*ASSIGNED TASK*. Since each line must match the original, copy out the records with no differences at all.

*DATASET*.
════════════════════

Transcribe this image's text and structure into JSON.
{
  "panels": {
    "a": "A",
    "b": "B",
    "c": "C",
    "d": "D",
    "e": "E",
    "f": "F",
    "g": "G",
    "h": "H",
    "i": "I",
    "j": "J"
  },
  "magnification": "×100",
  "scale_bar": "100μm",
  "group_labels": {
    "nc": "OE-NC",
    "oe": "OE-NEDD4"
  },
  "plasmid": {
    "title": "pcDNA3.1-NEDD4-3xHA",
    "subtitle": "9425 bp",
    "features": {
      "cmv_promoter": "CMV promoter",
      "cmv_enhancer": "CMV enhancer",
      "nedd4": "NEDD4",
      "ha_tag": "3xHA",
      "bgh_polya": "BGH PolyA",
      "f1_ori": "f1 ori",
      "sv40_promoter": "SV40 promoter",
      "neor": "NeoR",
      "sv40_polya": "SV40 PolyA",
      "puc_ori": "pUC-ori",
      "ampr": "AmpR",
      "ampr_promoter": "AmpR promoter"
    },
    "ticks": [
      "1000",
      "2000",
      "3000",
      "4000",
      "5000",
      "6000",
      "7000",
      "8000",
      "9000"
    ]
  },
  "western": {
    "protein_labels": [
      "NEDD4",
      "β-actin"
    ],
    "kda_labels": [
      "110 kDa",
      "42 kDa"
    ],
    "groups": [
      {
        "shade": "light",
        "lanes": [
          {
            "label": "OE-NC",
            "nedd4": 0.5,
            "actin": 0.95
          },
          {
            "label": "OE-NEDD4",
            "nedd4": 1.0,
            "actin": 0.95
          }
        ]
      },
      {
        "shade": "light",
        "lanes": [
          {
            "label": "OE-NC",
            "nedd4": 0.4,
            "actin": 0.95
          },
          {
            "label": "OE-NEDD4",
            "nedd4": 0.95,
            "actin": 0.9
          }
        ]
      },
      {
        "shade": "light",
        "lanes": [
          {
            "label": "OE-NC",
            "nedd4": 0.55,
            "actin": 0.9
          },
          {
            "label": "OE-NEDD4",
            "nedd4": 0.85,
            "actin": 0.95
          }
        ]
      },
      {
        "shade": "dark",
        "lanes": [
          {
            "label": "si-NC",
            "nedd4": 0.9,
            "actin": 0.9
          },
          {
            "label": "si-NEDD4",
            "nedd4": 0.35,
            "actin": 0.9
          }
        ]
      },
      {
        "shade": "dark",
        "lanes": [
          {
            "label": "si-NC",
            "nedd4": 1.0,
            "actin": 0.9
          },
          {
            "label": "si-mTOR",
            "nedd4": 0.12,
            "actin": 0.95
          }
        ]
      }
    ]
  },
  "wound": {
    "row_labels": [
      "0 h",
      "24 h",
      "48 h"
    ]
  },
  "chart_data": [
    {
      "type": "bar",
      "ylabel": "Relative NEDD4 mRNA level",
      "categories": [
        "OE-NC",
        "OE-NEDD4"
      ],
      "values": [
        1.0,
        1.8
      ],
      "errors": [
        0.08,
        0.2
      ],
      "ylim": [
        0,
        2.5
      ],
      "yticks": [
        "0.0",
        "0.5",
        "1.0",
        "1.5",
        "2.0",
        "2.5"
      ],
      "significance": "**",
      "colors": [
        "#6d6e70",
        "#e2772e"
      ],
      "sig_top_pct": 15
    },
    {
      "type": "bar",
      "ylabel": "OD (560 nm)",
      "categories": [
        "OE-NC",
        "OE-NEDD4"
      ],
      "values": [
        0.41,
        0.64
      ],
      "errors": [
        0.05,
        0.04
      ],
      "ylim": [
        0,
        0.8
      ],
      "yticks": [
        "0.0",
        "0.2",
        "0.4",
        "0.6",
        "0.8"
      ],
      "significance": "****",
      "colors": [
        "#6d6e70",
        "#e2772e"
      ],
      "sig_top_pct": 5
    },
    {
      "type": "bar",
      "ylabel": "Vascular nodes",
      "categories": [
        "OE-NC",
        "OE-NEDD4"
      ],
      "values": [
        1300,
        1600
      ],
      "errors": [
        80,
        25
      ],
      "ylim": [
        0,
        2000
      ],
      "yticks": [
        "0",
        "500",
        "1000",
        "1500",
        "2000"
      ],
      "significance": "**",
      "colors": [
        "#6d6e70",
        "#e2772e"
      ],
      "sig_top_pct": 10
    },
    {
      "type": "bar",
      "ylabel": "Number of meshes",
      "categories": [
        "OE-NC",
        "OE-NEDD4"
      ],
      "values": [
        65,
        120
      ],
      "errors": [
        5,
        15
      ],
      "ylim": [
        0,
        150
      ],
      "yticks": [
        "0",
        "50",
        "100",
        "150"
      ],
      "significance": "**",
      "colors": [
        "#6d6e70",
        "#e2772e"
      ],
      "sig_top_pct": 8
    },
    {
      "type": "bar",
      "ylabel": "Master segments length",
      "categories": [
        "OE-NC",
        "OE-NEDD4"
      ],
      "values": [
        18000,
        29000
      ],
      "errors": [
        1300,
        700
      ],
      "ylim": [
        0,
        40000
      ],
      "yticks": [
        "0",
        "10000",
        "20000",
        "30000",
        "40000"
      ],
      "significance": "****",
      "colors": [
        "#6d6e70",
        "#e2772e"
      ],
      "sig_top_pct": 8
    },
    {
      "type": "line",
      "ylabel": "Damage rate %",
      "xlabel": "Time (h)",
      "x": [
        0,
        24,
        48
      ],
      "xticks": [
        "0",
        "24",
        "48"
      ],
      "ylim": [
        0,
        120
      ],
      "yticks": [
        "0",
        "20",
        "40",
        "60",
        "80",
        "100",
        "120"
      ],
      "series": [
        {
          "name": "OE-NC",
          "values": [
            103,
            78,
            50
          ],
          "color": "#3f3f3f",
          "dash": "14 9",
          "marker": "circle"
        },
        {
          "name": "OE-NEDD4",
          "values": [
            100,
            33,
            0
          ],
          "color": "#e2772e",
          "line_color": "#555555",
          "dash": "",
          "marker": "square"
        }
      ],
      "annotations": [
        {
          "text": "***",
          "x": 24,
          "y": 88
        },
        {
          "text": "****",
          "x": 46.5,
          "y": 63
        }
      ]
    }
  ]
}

════════════════════

*OUTPUT OF THE TASK*.
Transcribe this image's text and structure into JSON.
{
  "panels": {
    "a": "A",
    "b": "B",
    "c": "C",
    "d": "D",
    "e": "E",
    "f": "F",
    "g": "G",
    "h": "H",
    "i": "I",
    "j": "J"
  },
  "magnification": "×100",
  "scale_bar": "100μm",
  "group_labels": {
    "nc": "OE-NC",
    "oe": "OE-NEDD4"
  },
  "plasmid": {
    "title": "pcDNA3.1-NEDD4-3xHA",
    "subtitle": "9425 bp",
    "features": {
      "cmv_promoter": "CMV promoter",
      "cmv_enhancer": "CMV enhancer",
      "nedd4": "NEDD4",
      "ha_tag": "3xHA",
      "bgh_polya": "BGH PolyA",
      "f1_ori": "f1 ori",
      "sv40_promoter": "SV40 promoter",
      "neor": "NeoR",
      "sv40_polya": "SV40 PolyA",
      "puc_ori": "pUC-ori",
      "ampr": "AmpR",
      "ampr_promoter": "AmpR promoter"
    },
    "ticks": [
      "1000",
      "2000",
      "3000",
      "4000",
      "5000",
      "6000",
      "7000",
      "8000",
      "9000"
    ]
  },
  "western": {
    "protein_labels": [
      "NEDD4",
      "β-actin"
    ],
    "kda_labels": [
      "110 kDa",
      "42 kDa"
    ],
    "groups": [
      {
        "shade": "light",
        "lanes": [
          {
            "label": "OE-NC",
            "nedd4": 0.5,
            "actin": 0.95
          },
          {
            "label": "OE-NEDD4",
            "nedd4": 1.0,
            "actin": 0.95
          }
        ]
      },
      {
        "shade": "light",
        "lanes": [
          {
            "label": "OE-NC",
            "nedd4": 0.4,
            "actin": 0.95
          },
          {
            "label": "OE-NEDD4",
            "nedd4": 0.95,
            "actin": 0.9
          }
        ]
      },
      {
        "shade": "light",
        "lanes": [
          {
            "label": "OE-NC",
            "nedd4": 0.55,
            "actin": 0.9
          },
          {
            "label": "OE-NEDD4",
            "nedd4": 0.85,
            "actin": 0.95
          }
        ]
      },
      {
        "shade": "dark",
        "lanes": [
          {
            "label": "si-NC",
            "nedd4": 0.9,
            "actin": 0.9
          },
          {
            "label": "si-NEDD4",
            "nedd4": 0.35,
            "actin": 0.9
          }
        ]
      },
      {
        "shade": "dark",
        "lanes": [
          {
            "label": "si-NC",
            "nedd4": 1.0,
            "actin": 0.9
          },
          {
            "label": "si-mTOR",
            "nedd4": 0.12,
            "actin": 0.95
          }
        ]
      }
    ]
  },
  "wound": {
    "row_labels": [
      "0 h",
      "24 h",
      "48 h"
    ]
  },
  "chart_data": [
    {
      "type": "bar",
      "ylabel": "Relative NEDD4 mRNA level",
      "categories": [
        "OE-NC",
        "OE-NEDD4"
      ],
      "values": [
        1.0,
        1.8
      ],
      "errors": [
        0.08,
        0.2
      ],
      "ylim": [
        0,
        2.5
      ],
      "yticks": [
        "0.0",
        "0.5",
        "1.0",
        "1.5",
        "2.0",
        "2.5"
      ],
      "significance": "**",
      "colors": [
        "#6d6e70",
        "#e2772e"
      ],
      "sig_top_pct": 15
    },
    {
      "type": "bar",
      "ylabel": "OD (560 nm)",
      "categories": [
        "OE-NC",
        "OE-NEDD4"
      ],
      "values": [
        0.41,
        0.64
      ],
      "errors": [
        0.05,
        0.04
      ],
      "ylim": [
        0,
        0.8
      ],
      "yticks": [
        "0.0",
        "0.2",
        "0.4",
        "0.6",
        "0.8"
      ],
      "significance": "****",
      "colors": [
        "#6d6e70",
        "#e2772e"
      ],
      "sig_top_pct": 5
    },
    {
      "type": "bar",
      "ylabel": "Vascular nodes",
      "categories": [
        "OE-NC",
        "OE-NEDD4"
      ],
      "values": [
        1300,
        1600
      ],
      "errors": [
        80,
        25
      ],
      "ylim": [
        0,
        2000
      ],
      "yticks": [
        "0",
        "500",
        "1000",
        "1500",
        "2000"
      ],
      "significance": "**",
      "colors": [
        "#6d6e70",
        "#e2772e"
      ],
      "sig_top_pct": 10
    },
    {
      "type": "bar",
      "ylabel": "Number of meshes",
      "categories": [
        "OE-NC",
        "OE-NEDD4"
      ],
      "values": [
        65,
        120
      ],
      "errors": [
        5,
        15
      ],
      "ylim": [
        0,
        150
      ],
      "yticks": [
        "0",
        "50",
        "100",
        "150"
      ],
      "significance": "**",
      "colors": [
        "#6d6e70",
        "#e2772e"
      ],
      "sig_top_pct": 8
    },
    {
      "type": "bar",
      "ylabel": "Master segments length",
      "categories": [
        "OE-NC",
        "OE-NEDD4"
      ],
      "values": [
        18000,
        29000
      ],
      "errors": [
        1300,
        700
      ],
      "ylim": [
        0,
        40000
      ],
      "yticks": [
        "0",
        "10000",
        "20000",
        "30000",
        "40000"
      ],
      "significance": "****",
      "colors": [
        "#6d6e70",
        "#e2772e"
      ],
      "sig_top_pct": 8
    },
    {
      "type": "line",
      "ylabel": "Damage rate %",
      "xlabel": "Time (h)",
      "x": [
        0,
        24,
        48
      ],
      "xticks": [
        "0",
        "24",
        "48"
      ],
      "ylim": [
        0,
        120
      ],
      "yticks": [
        "0",
        "20",
        "40",
        "60",
        "80",
        "100",
        "120"
      ],
      "series": [
        {
          "name": "OE-NC",
          "values": [
            103,
            78,
            50
          ],
          "color": "#3f3f3f",
          "dash": "14 9",
          "marker": "circle"
        },
        {
          "name": "OE-NEDD4",
          "values": [
            100,
            33,
            0
          ],
          "color": "#e2772e",
          "line_color": "#555555",
          "dash": "",
          "marker": "square"
        }
      ],
      "annotations": [
        {
          "text": "***",
          "x": 24,
          "y": 88
        },
        {
          "text": "****",
          "x": 46.5,
          "y": 63
        }
      ]
    }
  ]
}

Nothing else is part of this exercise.